>> begin

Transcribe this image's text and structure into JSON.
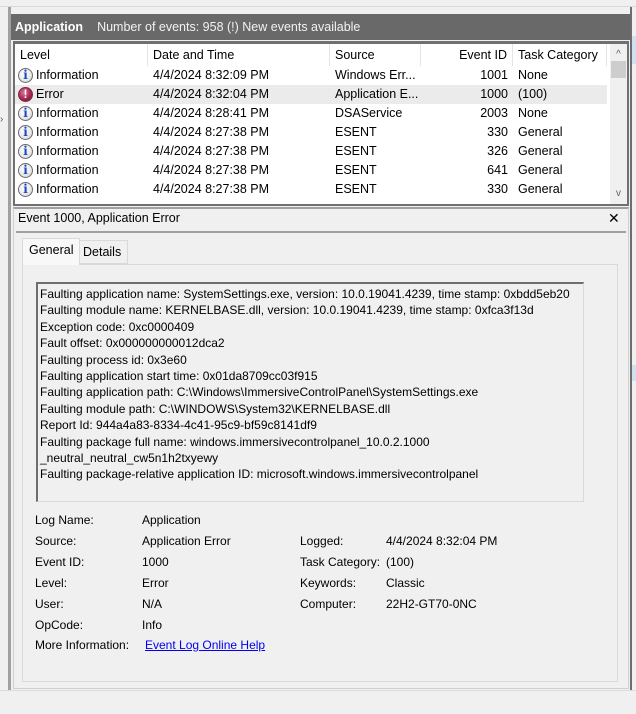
{
  "header": {
    "log_name": "Application",
    "event_info": "Number of events: 958 (!) New events available"
  },
  "events_table": {
    "columns": [
      "Level",
      "Date and Time",
      "Source",
      "Event ID",
      "Task Category"
    ],
    "rows": [
      {
        "icon": "information-icon",
        "level": "Information",
        "datetime": "4/4/2024 8:32:09 PM",
        "source": "Windows Err...",
        "event_id": "1001",
        "task_category": "None",
        "selected": false
      },
      {
        "icon": "error-icon",
        "level": "Error",
        "datetime": "4/4/2024 8:32:04 PM",
        "source": "Application E...",
        "event_id": "1000",
        "task_category": "(100)",
        "selected": true
      },
      {
        "icon": "information-icon",
        "level": "Information",
        "datetime": "4/4/2024 8:28:41 PM",
        "source": "DSAService",
        "event_id": "2003",
        "task_category": "None",
        "selected": false
      },
      {
        "icon": "information-icon",
        "level": "Information",
        "datetime": "4/4/2024 8:27:38 PM",
        "source": "ESENT",
        "event_id": "330",
        "task_category": "General",
        "selected": false
      },
      {
        "icon": "information-icon",
        "level": "Information",
        "datetime": "4/4/2024 8:27:38 PM",
        "source": "ESENT",
        "event_id": "326",
        "task_category": "General",
        "selected": false
      },
      {
        "icon": "information-icon",
        "level": "Information",
        "datetime": "4/4/2024 8:27:38 PM",
        "source": "ESENT",
        "event_id": "641",
        "task_category": "General",
        "selected": false
      },
      {
        "icon": "information-icon",
        "level": "Information",
        "datetime": "4/4/2024 8:27:38 PM",
        "source": "ESENT",
        "event_id": "330",
        "task_category": "General",
        "selected": false
      }
    ],
    "scroll_up_glyph": "^",
    "scroll_down_glyph": "v"
  },
  "detail": {
    "title": "Event 1000, Application Error",
    "close_glyph": "✕",
    "tabs": [
      {
        "label": "General",
        "active": true
      },
      {
        "label": "Details",
        "active": false
      }
    ],
    "description_lines": [
      "Faulting application name: SystemSettings.exe, version: 10.0.19041.4239, time stamp: 0xbdd5eb20",
      "Faulting module name: KERNELBASE.dll, version: 10.0.19041.4239, time stamp: 0xfca3f13d",
      "Exception code: 0xc0000409",
      "Fault offset: 0x000000000012dca2",
      "Faulting process id: 0x3e60",
      "Faulting application start time: 0x01da8709cc03f915",
      "Faulting application path: C:\\Windows\\ImmersiveControlPanel\\SystemSettings.exe",
      "Faulting module path: C:\\WINDOWS\\System32\\KERNELBASE.dll",
      "Report Id: 944a4a83-8334-4c41-95c9-bf59c8141df9",
      "Faulting package full name: windows.immersivecontrolpanel_10.0.2.1000",
      "_neutral_neutral_cw5n1h2txyewy",
      "Faulting package-relative application ID: microsoft.windows.immersivecontrolpanel"
    ],
    "fields_left": [
      {
        "label": "Log Name:",
        "value": "Application"
      },
      {
        "label": "Source:",
        "value": "Application Error"
      },
      {
        "label": "Event ID:",
        "value": "1000"
      },
      {
        "label": "Level:",
        "value": "Error"
      },
      {
        "label": "User:",
        "value": "N/A"
      },
      {
        "label": "OpCode:",
        "value": "Info"
      }
    ],
    "fields_right": [
      {
        "label": "Logged:",
        "value": "4/4/2024 8:32:04 PM"
      },
      {
        "label": "Task Category:",
        "value": "(100)"
      },
      {
        "label": "Keywords:",
        "value": "Classic"
      },
      {
        "label": "Computer:",
        "value": "22H2-GT70-0NC"
      }
    ],
    "more_info_label": "More Information:",
    "more_info_link": "Event Log Online Help"
  },
  "colors": {
    "header_bg": "#696969",
    "selected_row": "#ebebeb",
    "link": "#0000ee",
    "error_icon": "#a8264e",
    "info_icon_glyph": "#1b46c5"
  }
}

>> end

In the entries above, identify every line with the word "KERNELBASE". Copy those lines.

- RESULT BELOW -
      "Faulting module name: KERNELBASE.dll, version: 10.0.19041.4239, time stamp: 0xfca3f13d",
      "Faulting module path: C:\\WINDOWS\\System32\\KERNELBASE.dll",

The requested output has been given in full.